Would you quote every entry exactly, dropping only the pictures?

## Start Dataset records

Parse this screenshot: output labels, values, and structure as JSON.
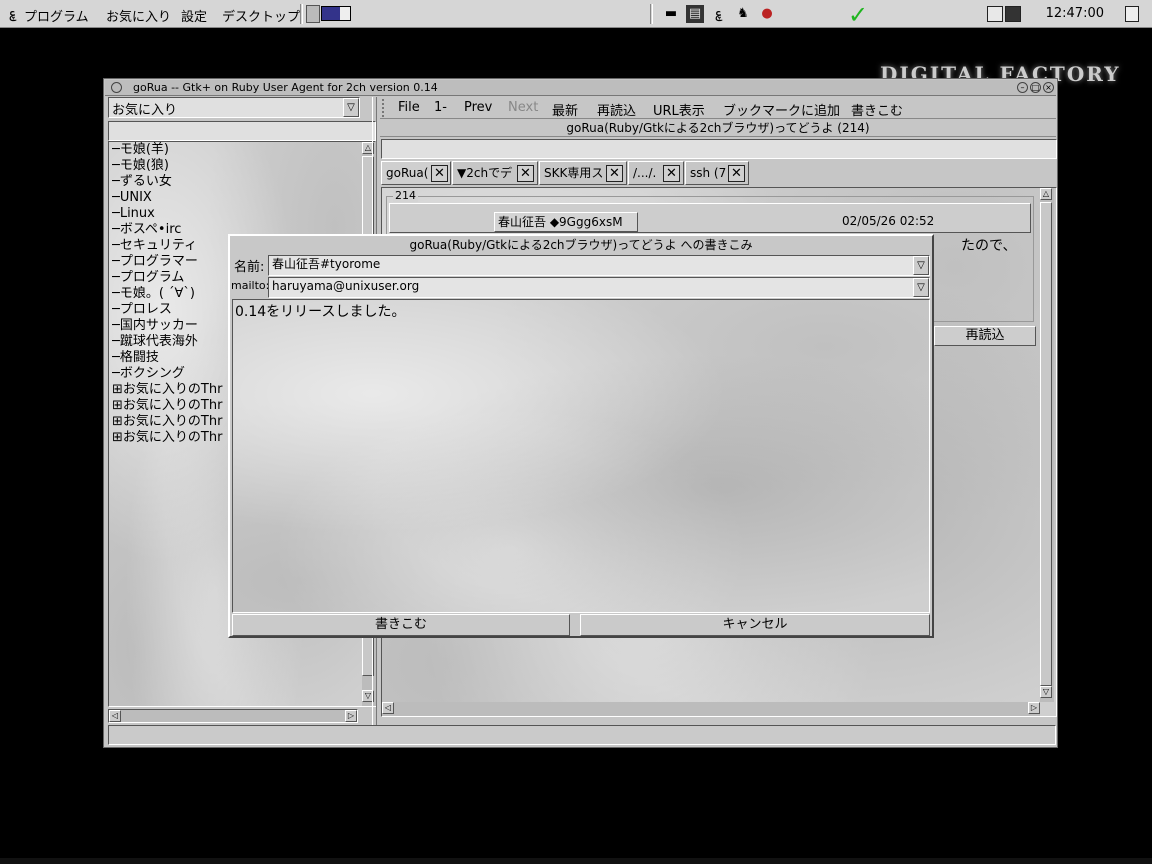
{
  "top_panel": {
    "menus": [
      "プログラム",
      "お気に入り",
      "設定",
      "デスクトップ"
    ],
    "clock": "12:47:00"
  },
  "desktop": {
    "logo": "DIGITAL FACTORY"
  },
  "window": {
    "title": "goRua -- Gtk+ on Ruby User Agent for 2ch version 0.14",
    "left_pane": {
      "combo_value": "お気に入り",
      "tree_items": [
        "─モ娘(羊)",
        "─モ娘(狼)",
        "─ずるい女",
        "─UNIX",
        "─Linux",
        "─ボスペ•irc",
        "─セキュリティ",
        "─プログラマー",
        "─プログラム",
        "─モ娘。( ´∀`)",
        "─プロレス",
        "─国内サッカー",
        "─蹴球代表海外",
        "─格闘技",
        "─ボクシング",
        "⊞お気に入りのThr",
        "⊞お気に入りのThr",
        "⊞お気に入りのThr",
        "⊞お気に入りのThr"
      ]
    },
    "menubar": {
      "file": "File",
      "first": "1-",
      "prev": "Prev",
      "next": "Next",
      "latest": "最新",
      "reload": "再読込",
      "url": "URL表示",
      "bookmark": "ブックマークに追加",
      "write": "書きこむ"
    },
    "thread_title": "goRua(Ruby/Gtkによる2chブラウザ)ってどうよ (214)",
    "tabs": [
      "goRua(",
      "▼2chでデ",
      "SKK専用ス",
      "/.../.",
      "ssh (7"
    ],
    "post": {
      "number": "214",
      "name": "春山征吾 ◆9Ggg6xsM",
      "date": "02/05/26 02:52",
      "body_fragment": "たので、",
      "reload_button": "再読込"
    }
  },
  "dialog": {
    "title": "goRua(Ruby/Gtkによる2chブラウザ)ってどうよ への書きこみ",
    "name_label": "名前",
    "name_value": "春山征吾#tyorome",
    "mail_label": "mailto",
    "mail_value": "haruyama@unixuser.org",
    "message": "0.14をリリースしました。",
    "submit_label": "書きこむ",
    "cancel_label": "キャンセル"
  }
}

## End Dataset records

Solution below:
Parse this screenshot: output labels, values, and structure as JSON.
{
  "top_panel": {
    "menus": [
      "プログラム",
      "お気に入り",
      "設定",
      "デスクトップ"
    ],
    "clock": "12:47:00"
  },
  "desktop": {
    "logo": "DIGITAL FACTORY"
  },
  "window": {
    "title": "goRua -- Gtk+ on Ruby User Agent for 2ch version 0.14",
    "left_pane": {
      "combo_value": "お気に入り",
      "tree_items": [
        "─モ娘(羊)",
        "─モ娘(狼)",
        "─ずるい女",
        "─UNIX",
        "─Linux",
        "─ボスペ•irc",
        "─セキュリティ",
        "─プログラマー",
        "─プログラム",
        "─モ娘。( ´∀`)",
        "─プロレス",
        "─国内サッカー",
        "─蹴球代表海外",
        "─格闘技",
        "─ボクシング",
        "⊞お気に入りのThr",
        "⊞お気に入りのThr",
        "⊞お気に入りのThr",
        "⊞お気に入りのThr"
      ]
    },
    "menubar": {
      "file": "File",
      "first": "1-",
      "prev": "Prev",
      "next": "Next",
      "latest": "最新",
      "reload": "再読込",
      "url": "URL表示",
      "bookmark": "ブックマークに追加",
      "write": "書きこむ"
    },
    "thread_title": "goRua(Ruby/Gtkによる2chブラウザ)ってどうよ (214)",
    "tabs": [
      "goRua(",
      "▼2chでデ",
      "SKK専用ス",
      "/.../.",
      "ssh (7"
    ],
    "post": {
      "number": "214",
      "name": "春山征吾 ◆9Ggg6xsM",
      "date": "02/05/26 02:52",
      "body_fragment": "たので、",
      "reload_button": "再読込"
    }
  },
  "dialog": {
    "title": "goRua(Ruby/Gtkによる2chブラウザ)ってどうよ への書きこみ",
    "name_label": "名前",
    "name_value": "春山征吾#tyorome",
    "mail_label": "mailto",
    "mail_value": "haruyama@unixuser.org",
    "message": "0.14をリリースしました。",
    "submit_label": "書きこむ",
    "cancel_label": "キャンセル"
  }
}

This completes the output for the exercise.